Do this: Reproduce the listing below with each occurrence of "Bar" swapped for "Column", leaving every other line and character unchanged.

### Data for this task

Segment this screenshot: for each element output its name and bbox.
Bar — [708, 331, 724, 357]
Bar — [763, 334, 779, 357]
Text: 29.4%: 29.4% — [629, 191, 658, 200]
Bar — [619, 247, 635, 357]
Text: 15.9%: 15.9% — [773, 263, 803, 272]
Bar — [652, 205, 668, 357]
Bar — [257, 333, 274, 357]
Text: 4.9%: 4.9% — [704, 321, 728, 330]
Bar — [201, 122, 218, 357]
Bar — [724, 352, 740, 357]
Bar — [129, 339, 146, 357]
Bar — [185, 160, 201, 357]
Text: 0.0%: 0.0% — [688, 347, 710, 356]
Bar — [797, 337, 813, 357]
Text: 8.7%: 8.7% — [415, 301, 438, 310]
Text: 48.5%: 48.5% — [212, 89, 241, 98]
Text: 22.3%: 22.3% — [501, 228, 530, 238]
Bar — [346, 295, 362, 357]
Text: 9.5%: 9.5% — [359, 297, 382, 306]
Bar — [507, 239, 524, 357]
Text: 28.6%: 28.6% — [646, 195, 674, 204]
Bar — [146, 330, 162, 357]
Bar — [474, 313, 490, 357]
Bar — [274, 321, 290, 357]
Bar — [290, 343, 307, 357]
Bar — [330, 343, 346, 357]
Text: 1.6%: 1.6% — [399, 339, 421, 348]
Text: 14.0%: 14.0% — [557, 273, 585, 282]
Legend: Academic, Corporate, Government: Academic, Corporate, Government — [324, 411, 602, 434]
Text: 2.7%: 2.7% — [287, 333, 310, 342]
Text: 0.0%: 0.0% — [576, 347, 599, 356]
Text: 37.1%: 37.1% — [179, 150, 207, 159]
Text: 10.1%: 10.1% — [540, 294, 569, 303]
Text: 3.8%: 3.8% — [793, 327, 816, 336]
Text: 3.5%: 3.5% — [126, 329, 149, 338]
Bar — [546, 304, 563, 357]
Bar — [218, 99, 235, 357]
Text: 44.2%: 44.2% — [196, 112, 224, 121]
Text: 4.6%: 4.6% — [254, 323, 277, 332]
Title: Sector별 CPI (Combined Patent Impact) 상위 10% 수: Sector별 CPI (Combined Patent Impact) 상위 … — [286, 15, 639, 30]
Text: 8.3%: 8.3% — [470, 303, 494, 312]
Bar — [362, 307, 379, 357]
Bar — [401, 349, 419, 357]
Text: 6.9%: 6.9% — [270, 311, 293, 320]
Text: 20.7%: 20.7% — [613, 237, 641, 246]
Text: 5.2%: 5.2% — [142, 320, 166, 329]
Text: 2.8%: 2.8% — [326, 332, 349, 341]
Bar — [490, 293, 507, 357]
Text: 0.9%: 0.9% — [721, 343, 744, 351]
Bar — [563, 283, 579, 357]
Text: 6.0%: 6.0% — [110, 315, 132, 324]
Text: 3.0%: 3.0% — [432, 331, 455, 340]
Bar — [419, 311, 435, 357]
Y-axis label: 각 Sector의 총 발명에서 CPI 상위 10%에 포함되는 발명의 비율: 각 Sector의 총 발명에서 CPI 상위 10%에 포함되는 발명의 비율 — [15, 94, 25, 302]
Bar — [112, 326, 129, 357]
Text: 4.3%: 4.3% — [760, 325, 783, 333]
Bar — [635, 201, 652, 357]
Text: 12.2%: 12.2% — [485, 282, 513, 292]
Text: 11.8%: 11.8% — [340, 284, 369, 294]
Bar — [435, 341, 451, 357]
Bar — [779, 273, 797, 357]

######

Solution for this exercise:
Segment this screenshot: for each element output its name and bbox.
Column — [708, 331, 724, 357]
Column — [763, 334, 779, 357]
Text: 29.4%: 29.4% — [629, 191, 658, 200]
Column — [619, 247, 635, 357]
Text: 15.9%: 15.9% — [773, 263, 803, 272]
Column — [652, 205, 668, 357]
Column — [257, 333, 274, 357]
Text: 4.9%: 4.9% — [704, 321, 728, 330]
Column — [201, 122, 218, 357]
Column — [724, 352, 740, 357]
Column — [129, 339, 146, 357]
Column — [185, 160, 201, 357]
Text: 0.0%: 0.0% — [688, 347, 710, 356]
Column — [797, 337, 813, 357]
Text: 8.7%: 8.7% — [415, 301, 438, 310]
Text: 48.5%: 48.5% — [212, 89, 241, 98]
Text: 22.3%: 22.3% — [501, 228, 530, 238]
Column — [346, 295, 362, 357]
Text: 9.5%: 9.5% — [359, 297, 382, 306]
Column — [507, 239, 524, 357]
Text: 28.6%: 28.6% — [646, 195, 674, 204]
Column — [146, 330, 162, 357]
Column — [474, 313, 490, 357]
Column — [274, 321, 290, 357]
Column — [290, 343, 307, 357]
Column — [330, 343, 346, 357]
Text: 1.6%: 1.6% — [399, 339, 421, 348]
Text: 14.0%: 14.0% — [557, 273, 585, 282]
Legend: Academic, Corporate, Government: Academic, Corporate, Government — [324, 411, 602, 434]
Text: 2.7%: 2.7% — [287, 333, 310, 342]
Text: 0.0%: 0.0% — [576, 347, 599, 356]
Text: 37.1%: 37.1% — [179, 150, 207, 159]
Text: 10.1%: 10.1% — [540, 294, 569, 303]
Text: 3.8%: 3.8% — [793, 327, 816, 336]
Text: 3.5%: 3.5% — [126, 329, 149, 338]
Column — [546, 304, 563, 357]
Column — [218, 99, 235, 357]
Text: 44.2%: 44.2% — [196, 112, 224, 121]
Text: 4.6%: 4.6% — [254, 323, 277, 332]
Title: Sector별 CPI (Combined Patent Impact) 상위 10% 수: Sector별 CPI (Combined Patent Impact) 상위 … — [286, 15, 639, 30]
Text: 8.3%: 8.3% — [470, 303, 494, 312]
Column — [362, 307, 379, 357]
Column — [401, 349, 419, 357]
Text: 6.9%: 6.9% — [270, 311, 293, 320]
Text: 20.7%: 20.7% — [613, 237, 641, 246]
Text: 5.2%: 5.2% — [142, 320, 166, 329]
Text: 2.8%: 2.8% — [326, 332, 349, 341]
Column — [490, 293, 507, 357]
Text: 0.9%: 0.9% — [721, 343, 744, 351]
Column — [563, 283, 579, 357]
Text: 6.0%: 6.0% — [110, 315, 132, 324]
Text: 3.0%: 3.0% — [432, 331, 455, 340]
Column — [419, 311, 435, 357]
Y-axis label: 각 Sector의 총 발명에서 CPI 상위 10%에 포함되는 발명의 비율: 각 Sector의 총 발명에서 CPI 상위 10%에 포함되는 발명의 비율 — [15, 94, 25, 302]
Column — [112, 326, 129, 357]
Text: 4.3%: 4.3% — [760, 325, 783, 333]
Column — [635, 201, 652, 357]
Text: 12.2%: 12.2% — [485, 282, 513, 292]
Text: 11.8%: 11.8% — [340, 284, 369, 294]
Column — [435, 341, 451, 357]
Column — [779, 273, 797, 357]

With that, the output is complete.